[Dataset items]

= = =

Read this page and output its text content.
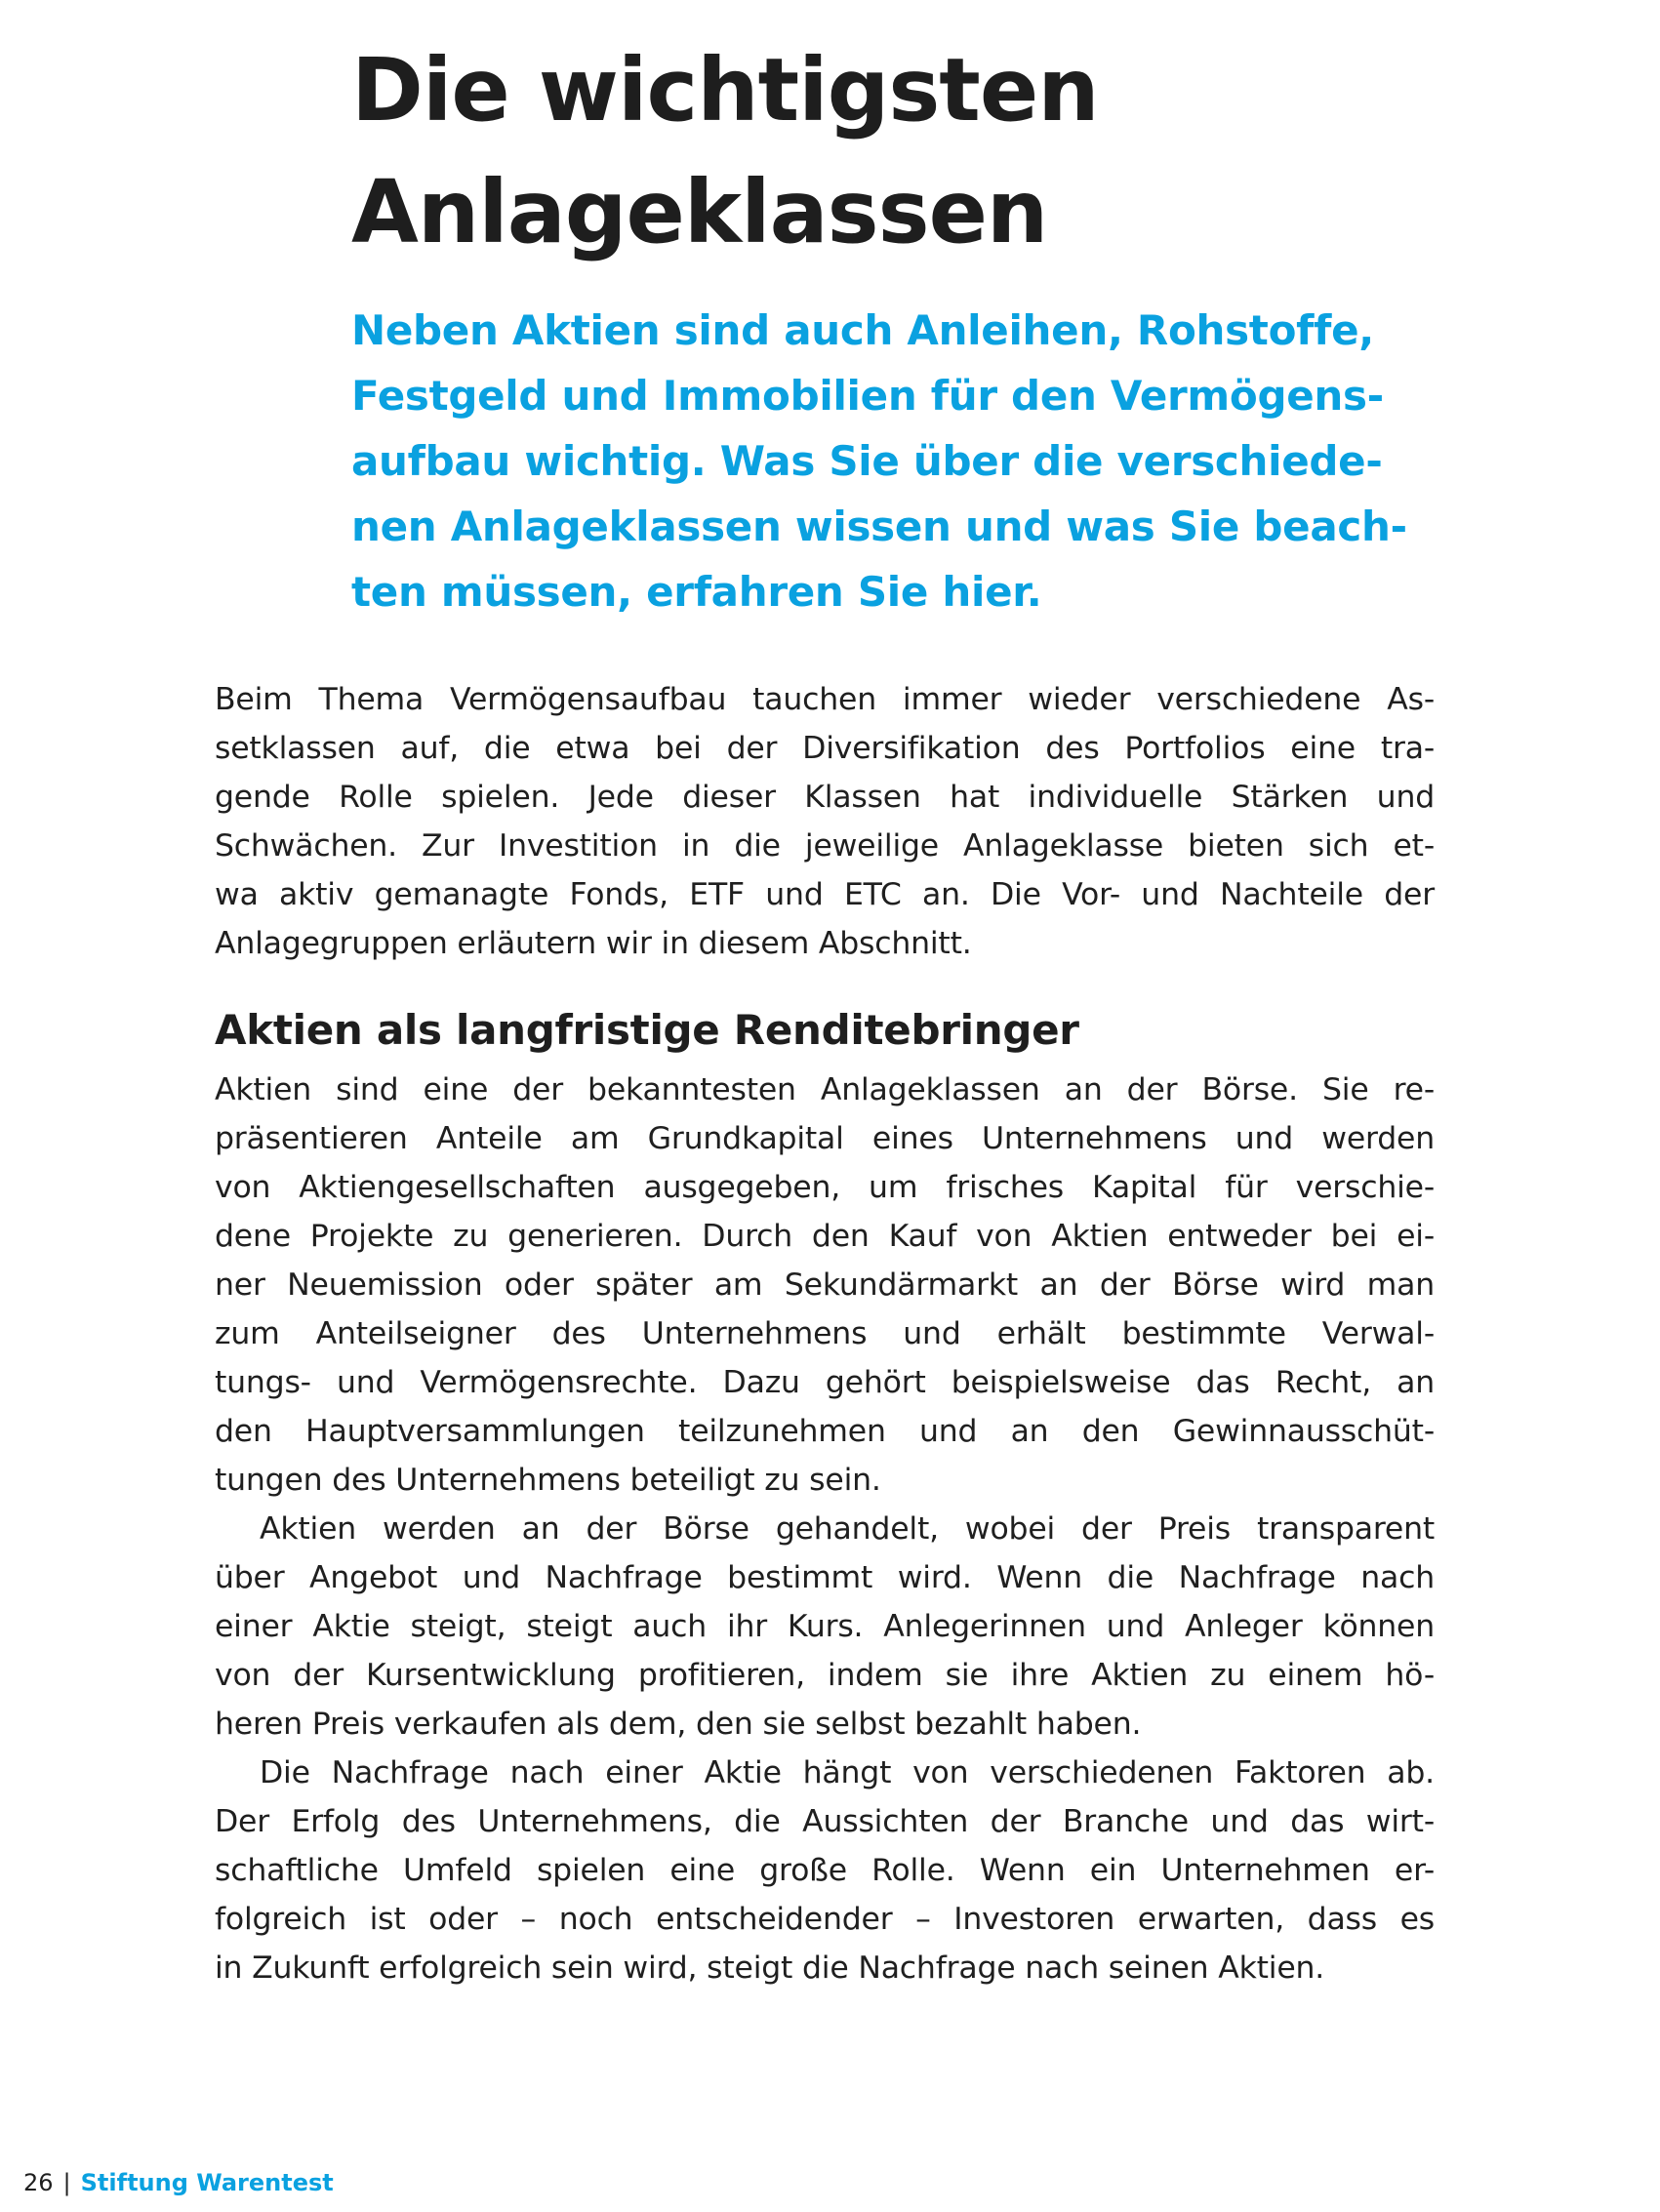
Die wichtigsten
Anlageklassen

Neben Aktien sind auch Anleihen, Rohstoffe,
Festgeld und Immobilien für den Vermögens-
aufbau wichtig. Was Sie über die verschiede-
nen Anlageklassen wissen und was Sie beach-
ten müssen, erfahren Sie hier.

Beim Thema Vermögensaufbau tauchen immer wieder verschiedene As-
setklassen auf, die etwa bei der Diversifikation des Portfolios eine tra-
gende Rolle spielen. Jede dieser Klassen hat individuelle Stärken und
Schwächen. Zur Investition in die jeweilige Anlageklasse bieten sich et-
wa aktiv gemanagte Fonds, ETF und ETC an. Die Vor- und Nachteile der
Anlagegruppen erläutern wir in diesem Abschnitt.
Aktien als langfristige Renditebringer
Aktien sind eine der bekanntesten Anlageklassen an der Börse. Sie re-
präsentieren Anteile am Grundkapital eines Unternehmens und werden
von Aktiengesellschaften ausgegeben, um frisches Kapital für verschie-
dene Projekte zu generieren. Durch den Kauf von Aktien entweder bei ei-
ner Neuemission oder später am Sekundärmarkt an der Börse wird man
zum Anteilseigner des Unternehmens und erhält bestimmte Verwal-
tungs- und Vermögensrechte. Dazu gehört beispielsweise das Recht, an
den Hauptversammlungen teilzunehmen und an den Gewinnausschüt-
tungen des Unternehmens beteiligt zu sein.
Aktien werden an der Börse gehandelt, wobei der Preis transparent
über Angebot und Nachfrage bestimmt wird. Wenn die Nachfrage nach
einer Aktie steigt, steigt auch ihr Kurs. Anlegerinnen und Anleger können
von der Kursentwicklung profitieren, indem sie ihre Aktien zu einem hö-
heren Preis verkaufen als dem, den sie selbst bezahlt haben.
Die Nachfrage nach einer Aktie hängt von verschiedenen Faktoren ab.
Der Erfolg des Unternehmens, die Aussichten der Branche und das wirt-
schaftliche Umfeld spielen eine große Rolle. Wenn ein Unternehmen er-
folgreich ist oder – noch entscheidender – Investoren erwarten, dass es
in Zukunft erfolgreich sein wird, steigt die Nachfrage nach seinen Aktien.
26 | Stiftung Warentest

= = =

[AIM] Filter the records above and return every line that holds the word "sind".

[WORKED ANSWER]
Neben Aktien sind auch Anleihen, Rohstoffe,
Aktien sind eine der bekanntesten Anlageklassen an der Börse. Sie re-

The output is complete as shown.